===== Data listing
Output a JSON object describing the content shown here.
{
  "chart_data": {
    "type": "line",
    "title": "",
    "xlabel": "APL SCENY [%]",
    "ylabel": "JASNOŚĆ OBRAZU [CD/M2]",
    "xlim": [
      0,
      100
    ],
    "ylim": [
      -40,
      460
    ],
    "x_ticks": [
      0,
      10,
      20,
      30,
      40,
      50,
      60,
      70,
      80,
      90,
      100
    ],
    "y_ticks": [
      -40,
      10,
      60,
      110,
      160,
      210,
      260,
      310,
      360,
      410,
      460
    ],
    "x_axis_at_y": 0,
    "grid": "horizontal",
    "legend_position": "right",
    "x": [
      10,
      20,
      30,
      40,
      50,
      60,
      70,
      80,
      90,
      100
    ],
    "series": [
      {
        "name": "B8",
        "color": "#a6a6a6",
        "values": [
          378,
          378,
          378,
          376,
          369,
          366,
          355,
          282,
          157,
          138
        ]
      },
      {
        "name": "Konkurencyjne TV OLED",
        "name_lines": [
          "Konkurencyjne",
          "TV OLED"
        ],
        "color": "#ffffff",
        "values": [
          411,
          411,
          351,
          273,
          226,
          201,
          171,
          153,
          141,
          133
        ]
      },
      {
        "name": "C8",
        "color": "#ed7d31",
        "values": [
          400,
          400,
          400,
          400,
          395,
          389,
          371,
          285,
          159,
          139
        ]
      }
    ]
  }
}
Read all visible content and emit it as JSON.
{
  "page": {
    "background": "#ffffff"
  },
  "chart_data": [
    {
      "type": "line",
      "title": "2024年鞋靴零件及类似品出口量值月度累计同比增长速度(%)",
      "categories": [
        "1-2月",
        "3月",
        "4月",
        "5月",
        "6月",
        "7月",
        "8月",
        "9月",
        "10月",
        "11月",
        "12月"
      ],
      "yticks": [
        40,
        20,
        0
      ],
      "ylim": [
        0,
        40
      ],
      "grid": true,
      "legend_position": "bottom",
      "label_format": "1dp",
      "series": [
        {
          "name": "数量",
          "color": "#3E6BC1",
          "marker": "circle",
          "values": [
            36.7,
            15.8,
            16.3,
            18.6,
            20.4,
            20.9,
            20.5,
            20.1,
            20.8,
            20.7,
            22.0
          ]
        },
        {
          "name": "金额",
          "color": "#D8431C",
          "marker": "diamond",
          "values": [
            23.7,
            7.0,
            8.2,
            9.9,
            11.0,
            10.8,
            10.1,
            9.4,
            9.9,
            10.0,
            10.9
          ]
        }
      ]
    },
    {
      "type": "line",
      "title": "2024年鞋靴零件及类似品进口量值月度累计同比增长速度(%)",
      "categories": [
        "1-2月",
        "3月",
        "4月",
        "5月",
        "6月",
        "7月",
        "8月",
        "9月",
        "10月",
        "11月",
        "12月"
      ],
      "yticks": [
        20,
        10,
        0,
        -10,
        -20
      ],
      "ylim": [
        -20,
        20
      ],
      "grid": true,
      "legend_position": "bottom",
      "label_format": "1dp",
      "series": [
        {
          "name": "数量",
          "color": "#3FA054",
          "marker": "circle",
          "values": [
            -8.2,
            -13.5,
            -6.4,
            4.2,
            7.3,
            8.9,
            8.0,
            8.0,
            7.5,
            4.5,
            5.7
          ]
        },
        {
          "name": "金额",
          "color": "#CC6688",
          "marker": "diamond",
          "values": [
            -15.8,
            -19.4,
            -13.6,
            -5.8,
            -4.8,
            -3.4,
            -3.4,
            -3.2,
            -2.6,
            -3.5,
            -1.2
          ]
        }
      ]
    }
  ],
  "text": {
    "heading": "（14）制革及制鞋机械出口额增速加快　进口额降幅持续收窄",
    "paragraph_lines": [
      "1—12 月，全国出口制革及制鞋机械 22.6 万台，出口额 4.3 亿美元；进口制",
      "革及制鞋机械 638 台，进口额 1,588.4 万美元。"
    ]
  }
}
==========
- Task: Transcribe the material above in its entirety. Match it exactly.

- Answer to the task:
Output a JSON object describing the content shown here.
{
  "chart_data": {
    "type": "line",
    "title": "",
    "xlabel": "APL SCENY [%]",
    "ylabel": "JASNOŚĆ OBRAZU [CD/M2]",
    "xlim": [
      0,
      100
    ],
    "ylim": [
      -40,
      460
    ],
    "x_ticks": [
      0,
      10,
      20,
      30,
      40,
      50,
      60,
      70,
      80,
      90,
      100
    ],
    "y_ticks": [
      -40,
      10,
      60,
      110,
      160,
      210,
      260,
      310,
      360,
      410,
      460
    ],
    "x_axis_at_y": 0,
    "grid": "horizontal",
    "legend_position": "right",
    "x": [
      10,
      20,
      30,
      40,
      50,
      60,
      70,
      80,
      90,
      100
    ],
    "series": [
      {
        "name": "B8",
        "color": "#a6a6a6",
        "values": [
          378,
          378,
          378,
          376,
          369,
          366,
          355,
          282,
          157,
          138
        ]
      },
      {
        "name": "Konkurencyjne TV OLED",
        "name_lines": [
          "Konkurencyjne",
          "TV OLED"
        ],
        "color": "#ffffff",
        "values": [
          411,
          411,
          351,
          273,
          226,
          201,
          171,
          153,
          141,
          133
        ]
      },
      {
        "name": "C8",
        "color": "#ed7d31",
        "values": [
          400,
          400,
          400,
          400,
          395,
          389,
          371,
          285,
          159,
          139
        ]
      }
    ]
  }
}
Read all visible content and emit it as JSON.
{
  "page": {
    "background": "#ffffff"
  },
  "chart_data": [
    {
      "type": "line",
      "title": "2024年鞋靴零件及类似品出口量值月度累计同比增长速度(%)",
      "categories": [
        "1-2月",
        "3月",
        "4月",
        "5月",
        "6月",
        "7月",
        "8月",
        "9月",
        "10月",
        "11月",
        "12月"
      ],
      "yticks": [
        40,
        20,
        0
      ],
      "ylim": [
        0,
        40
      ],
      "grid": true,
      "legend_position": "bottom",
      "label_format": "1dp",
      "series": [
        {
          "name": "数量",
          "color": "#3E6BC1",
          "marker": "circle",
          "values": [
            36.7,
            15.8,
            16.3,
            18.6,
            20.4,
            20.9,
            20.5,
            20.1,
            20.8,
            20.7,
            22.0
          ]
        },
        {
          "name": "金额",
          "color": "#D8431C",
          "marker": "diamond",
          "values": [
            23.7,
            7.0,
            8.2,
            9.9,
            11.0,
            10.8,
            10.1,
            9.4,
            9.9,
            10.0,
            10.9
          ]
        }
      ]
    },
    {
      "type": "line",
      "title": "2024年鞋靴零件及类似品进口量值月度累计同比增长速度(%)",
      "categories": [
        "1-2月",
        "3月",
        "4月",
        "5月",
        "6月",
        "7月",
        "8月",
        "9月",
        "10月",
        "11月",
        "12月"
      ],
      "yticks": [
        20,
        10,
        0,
        -10,
        -20
      ],
      "ylim": [
        -20,
        20
      ],
      "grid": true,
      "legend_position": "bottom",
      "label_format": "1dp",
      "series": [
        {
          "name": "数量",
          "color": "#3FA054",
          "marker": "circle",
          "values": [
            -8.2,
            -13.5,
            -6.4,
            4.2,
            7.3,
            8.9,
            8.0,
            8.0,
            7.5,
            4.5,
            5.7
          ]
        },
        {
          "name": "金额",
          "color": "#CC6688",
          "marker": "diamond",
          "values": [
            -15.8,
            -19.4,
            -13.6,
            -5.8,
            -4.8,
            -3.4,
            -3.4,
            -3.2,
            -2.6,
            -3.5,
            -1.2
          ]
        }
      ]
    }
  ],
  "text": {
    "heading": "（14）制革及制鞋机械出口额增速加快　进口额降幅持续收窄",
    "paragraph_lines": [
      "1—12 月，全国出口制革及制鞋机械 22.6 万台，出口额 4.3 亿美元；进口制",
      "革及制鞋机械 638 台，进口额 1,588.4 万美元。"
    ]
  }
}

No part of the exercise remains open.